Your answer should be a single number: the count of lines containing the string "эритроците".

-- Input data start --

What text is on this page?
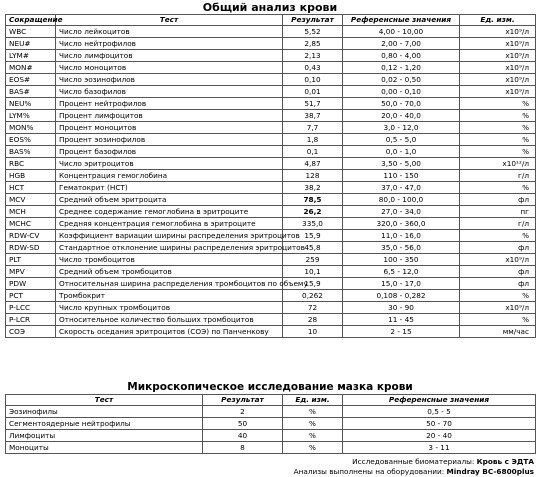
Общий анализ крови
Сокращение	Тест	Результат	Референсные значения	Ед. изм.
WBC	Число лейкоцитов	5,52	4,00 - 10,00	x10⁹/л
NEU#	Число нейтрофилов	2,85	2,00 - 7,00	x10⁹/л
LYM#	Число лимфоцитов	2,13	0,80 - 4,00	x10⁹/л
MON#	Число моноцитов	0,43	0,12 - 1,20	x10⁹/л
EOS#	Число эозинофилов	0,10	0,02 - 0,50	x10⁹/л
BAS#	Число базофилов	0,01	0,00 - 0,10	x10⁹/л
NEU%	Процент нейтрофилов	51,7	50,0 - 70,0	%
LYM%	Процент лимфоцитов	38,7	20,0 - 40,0	%
MON%	Процент моноцитов	7,7	3,0 - 12,0	%
EOS%	Процент эозинофилов	1,8	0,5 - 5,0	%
BAS%	Процент базофилов	0,1	0,0 - 1,0	%
RBC	Число эритроцитов	4,87	3,50 - 5,00	x10¹²/л
HGB	Концентрация гемоглобина	128	110 - 150	г/л
HCT	Гематокрит (НСТ)	38,2	37,0 - 47,0	%
MCV	Средний объем эритроцита	78,5	80,0 - 100,0	фл
MCH	Среднее содержание гемоглобина в эритроците	26,2	27,0 - 34,0	пг
MCHC	Средняя концентрация гемоглобина в эритроците	335,0	320,0 - 360,0	г/л
RDW-CV	Коэффициент вариации ширины распределения эритроцитов	15,9	11,0 - 16,0	%
RDW-SD	Стандартное отклонение ширины распределения эритроцитов	45,8	35,0 - 56,0	фл
PLT	Число тромбоцитов	259	100 - 350	x10⁹/л
MPV	Средний объем тромбоцитов	10,1	6,5 - 12,0	фл
PDW	Относительная ширина распределения тромбоцитов по объему	15,9	15,0 - 17,0	фл
PCT	Тромбокрит	0,262	0,108 - 0,282	%
P-LCC	Число крупных тромбоцитов	72	30 - 90	x10⁹/л
P-LCR	Относительное количество больших тромбоцитов	28	11 - 45	%
СОЭ	Скорость оседания эритроцитов (СОЭ) по Панченкову	10	2 - 15	мм/час
Микроскопическое исследование мазка крови
Тест	Результат	Ед. изм.	Референсные значения
Эозинофилы	2	%	0,5 - 5
Сегментоядерные нейтрофилы	50	%	50 - 70
Лимфоциты	40	%	20 - 40
Моноциты	8	%	3 - 11
Исследованные биоматериалы: Кровь с ЭДТА
Анализы выполнены на оборудовании: Mindray BC-6800plus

-- Input data end --

Task result:
2